[START Stored records]

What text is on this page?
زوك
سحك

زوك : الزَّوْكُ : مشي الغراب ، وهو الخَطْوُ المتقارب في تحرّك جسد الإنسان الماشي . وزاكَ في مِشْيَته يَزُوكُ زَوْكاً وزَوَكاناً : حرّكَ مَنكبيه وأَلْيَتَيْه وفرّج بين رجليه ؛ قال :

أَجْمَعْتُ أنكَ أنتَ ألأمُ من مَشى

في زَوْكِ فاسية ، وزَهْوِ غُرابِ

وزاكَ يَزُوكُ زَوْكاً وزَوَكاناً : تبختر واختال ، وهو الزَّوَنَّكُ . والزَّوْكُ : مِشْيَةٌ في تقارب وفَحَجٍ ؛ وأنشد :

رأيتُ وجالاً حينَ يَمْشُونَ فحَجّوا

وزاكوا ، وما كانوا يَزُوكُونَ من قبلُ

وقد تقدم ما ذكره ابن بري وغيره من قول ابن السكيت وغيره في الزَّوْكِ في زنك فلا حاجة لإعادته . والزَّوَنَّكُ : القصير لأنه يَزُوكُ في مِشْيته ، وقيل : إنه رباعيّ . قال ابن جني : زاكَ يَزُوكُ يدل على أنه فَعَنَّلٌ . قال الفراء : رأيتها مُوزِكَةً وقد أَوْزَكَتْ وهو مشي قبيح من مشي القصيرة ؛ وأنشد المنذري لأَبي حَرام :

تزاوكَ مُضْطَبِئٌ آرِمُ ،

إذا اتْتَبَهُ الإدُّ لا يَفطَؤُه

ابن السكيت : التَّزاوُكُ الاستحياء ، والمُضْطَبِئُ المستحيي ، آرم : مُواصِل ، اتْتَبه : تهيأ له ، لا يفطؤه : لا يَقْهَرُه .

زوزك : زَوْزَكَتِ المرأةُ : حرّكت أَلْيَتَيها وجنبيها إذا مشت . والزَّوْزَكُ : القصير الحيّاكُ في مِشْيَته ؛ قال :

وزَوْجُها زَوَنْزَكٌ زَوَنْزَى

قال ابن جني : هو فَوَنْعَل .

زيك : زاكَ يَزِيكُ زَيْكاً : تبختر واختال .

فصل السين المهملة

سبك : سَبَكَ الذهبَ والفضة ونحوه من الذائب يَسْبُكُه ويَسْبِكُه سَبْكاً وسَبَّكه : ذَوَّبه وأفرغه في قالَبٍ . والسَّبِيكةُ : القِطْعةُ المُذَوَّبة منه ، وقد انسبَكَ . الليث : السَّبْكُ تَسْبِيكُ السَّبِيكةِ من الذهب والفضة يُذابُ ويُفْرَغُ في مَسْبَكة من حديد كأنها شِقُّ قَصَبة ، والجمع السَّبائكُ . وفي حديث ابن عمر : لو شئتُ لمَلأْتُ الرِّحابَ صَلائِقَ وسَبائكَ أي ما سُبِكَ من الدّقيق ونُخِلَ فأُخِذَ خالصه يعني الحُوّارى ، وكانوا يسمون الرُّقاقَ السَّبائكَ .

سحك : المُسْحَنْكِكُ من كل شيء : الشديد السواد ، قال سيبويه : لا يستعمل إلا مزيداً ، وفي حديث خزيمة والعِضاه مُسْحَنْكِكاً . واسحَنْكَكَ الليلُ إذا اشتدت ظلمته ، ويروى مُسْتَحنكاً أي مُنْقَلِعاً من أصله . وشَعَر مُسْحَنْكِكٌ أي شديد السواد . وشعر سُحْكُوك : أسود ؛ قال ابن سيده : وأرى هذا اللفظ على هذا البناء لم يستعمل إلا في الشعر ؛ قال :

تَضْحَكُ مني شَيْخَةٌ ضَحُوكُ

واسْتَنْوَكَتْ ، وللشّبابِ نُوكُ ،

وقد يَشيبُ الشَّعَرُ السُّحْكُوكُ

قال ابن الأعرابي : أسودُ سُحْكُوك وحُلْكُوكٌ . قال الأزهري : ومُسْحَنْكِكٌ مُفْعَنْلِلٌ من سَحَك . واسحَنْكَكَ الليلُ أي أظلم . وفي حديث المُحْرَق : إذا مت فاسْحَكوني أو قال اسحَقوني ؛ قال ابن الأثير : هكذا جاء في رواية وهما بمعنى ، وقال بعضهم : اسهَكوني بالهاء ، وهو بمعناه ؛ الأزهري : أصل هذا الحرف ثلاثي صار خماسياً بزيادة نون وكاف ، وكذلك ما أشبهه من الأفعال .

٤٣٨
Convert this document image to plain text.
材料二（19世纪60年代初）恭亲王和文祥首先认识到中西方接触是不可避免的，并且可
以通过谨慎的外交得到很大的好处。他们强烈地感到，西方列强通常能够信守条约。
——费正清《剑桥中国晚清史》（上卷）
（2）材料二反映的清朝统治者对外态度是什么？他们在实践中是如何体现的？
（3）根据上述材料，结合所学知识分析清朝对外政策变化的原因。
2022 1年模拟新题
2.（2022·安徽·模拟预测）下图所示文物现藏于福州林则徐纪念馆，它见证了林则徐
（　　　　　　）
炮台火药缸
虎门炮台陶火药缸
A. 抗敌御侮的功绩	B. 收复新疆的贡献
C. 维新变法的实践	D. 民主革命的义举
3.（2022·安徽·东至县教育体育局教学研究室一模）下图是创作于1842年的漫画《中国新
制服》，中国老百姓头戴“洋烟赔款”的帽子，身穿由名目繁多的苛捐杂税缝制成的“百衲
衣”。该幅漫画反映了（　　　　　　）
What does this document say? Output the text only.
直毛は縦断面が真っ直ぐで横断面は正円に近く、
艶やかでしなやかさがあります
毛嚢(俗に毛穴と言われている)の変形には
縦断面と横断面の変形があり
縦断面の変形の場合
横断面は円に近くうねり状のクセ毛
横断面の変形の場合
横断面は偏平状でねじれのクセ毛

[END Stored records]

Write out every line from the entries where "والز" appears.

Finished task:
وزاكَ يَزُوكُ زَوْكاً وزَوَكاناً : تبختر واختال ، وهو الزَّوَنَّكُ . والزَّوْكُ : مِشْيَةٌ في تقارب وفَحَجٍ ؛ وأنشد :
وقد تقدم ما ذكره ابن بري وغيره من قول ابن السكيت وغيره في الزَّوْكِ في زنك فلا حاجة لإعادته . والزَّوَنَّكُ : القصير لأنه يَزُوكُ في مِشْيته ، وقيل : إنه رباعيّ . قال ابن جني : زاكَ يَزُوكُ يدل على أنه فَعَنَّلٌ . قال الفراء : رأيتها مُوزِكَةً وقد أَوْزَكَتْ وهو مشي قبيح من مشي القصيرة ؛ وأنشد المنذري لأَبي حَرام :
زوزك : زَوْزَكَتِ المرأةُ : حرّكت أَلْيَتَيها وجنبيها إذا مشت . والزَّوْزَكُ : القصير الحيّاكُ في مِشْيَته ؛ قال :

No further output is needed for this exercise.